* What is being asked *
Print the entries in full, word for word, but not the pictures.

* Entries supplied *
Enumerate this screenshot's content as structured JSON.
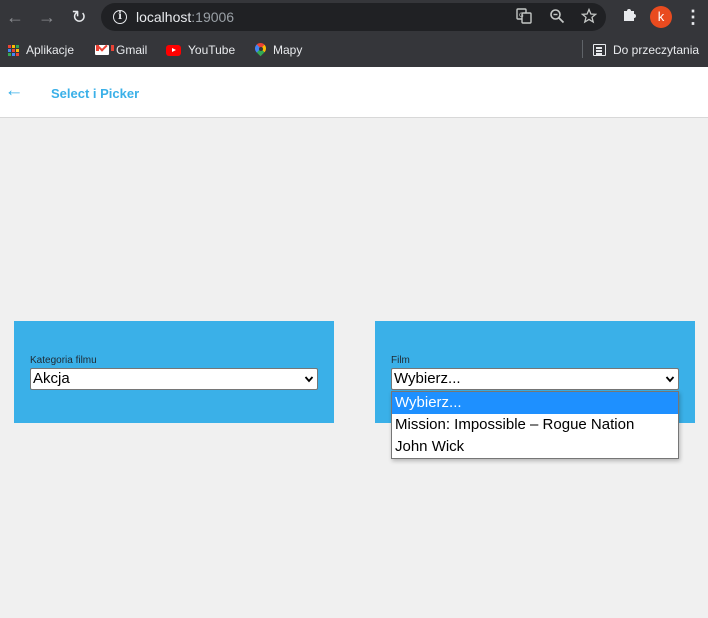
{
  "browser": {
    "url_host": "localhost",
    "url_port": ":19006",
    "avatar_letter": "k",
    "nav_icons": [
      "back-arrow-icon",
      "forward-arrow-icon",
      "reload-icon"
    ],
    "omnibox_icons": [
      "info-icon",
      "translate-icon",
      "zoom-icon",
      "bookmark-star-icon"
    ],
    "extension_icon": "puzzle-icon",
    "avatar_color": "#e94b1f"
  },
  "bookmarks": {
    "items": [
      {
        "label": "Aplikacje",
        "icon": "apps-grid-icon"
      },
      {
        "label": "Gmail",
        "icon": "gmail-icon"
      },
      {
        "label": "YouTube",
        "icon": "youtube-icon"
      },
      {
        "label": "Mapy",
        "icon": "maps-icon"
      }
    ],
    "reading_list": {
      "label": "Do przeczytania",
      "icon": "reading-list-icon"
    }
  },
  "app": {
    "title": "Select i Picker",
    "accent_color": "#3ab0e8",
    "category_select": {
      "label": "Kategoria filmu",
      "value": "Akcja"
    },
    "film_select": {
      "label": "Film",
      "value": "Wybierz...",
      "open": true,
      "options": [
        "Wybierz...",
        "Mission: Impossible – Rogue Nation",
        "John Wick"
      ],
      "highlighted_index": 0
    }
  }
}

* Result *
Enumerate this screenshot's content as structured JSON.
{
  "browser": {
    "url_host": "localhost",
    "url_port": ":19006",
    "avatar_letter": "k",
    "nav_icons": [
      "back-arrow-icon",
      "forward-arrow-icon",
      "reload-icon"
    ],
    "omnibox_icons": [
      "info-icon",
      "translate-icon",
      "zoom-icon",
      "bookmark-star-icon"
    ],
    "extension_icon": "puzzle-icon",
    "avatar_color": "#e94b1f"
  },
  "bookmarks": {
    "items": [
      {
        "label": "Aplikacje",
        "icon": "apps-grid-icon"
      },
      {
        "label": "Gmail",
        "icon": "gmail-icon"
      },
      {
        "label": "YouTube",
        "icon": "youtube-icon"
      },
      {
        "label": "Mapy",
        "icon": "maps-icon"
      }
    ],
    "reading_list": {
      "label": "Do przeczytania",
      "icon": "reading-list-icon"
    }
  },
  "app": {
    "title": "Select i Picker",
    "accent_color": "#3ab0e8",
    "category_select": {
      "label": "Kategoria filmu",
      "value": "Akcja"
    },
    "film_select": {
      "label": "Film",
      "value": "Wybierz...",
      "open": true,
      "options": [
        "Wybierz...",
        "Mission: Impossible – Rogue Nation",
        "John Wick"
      ],
      "highlighted_index": 0
    }
  }
}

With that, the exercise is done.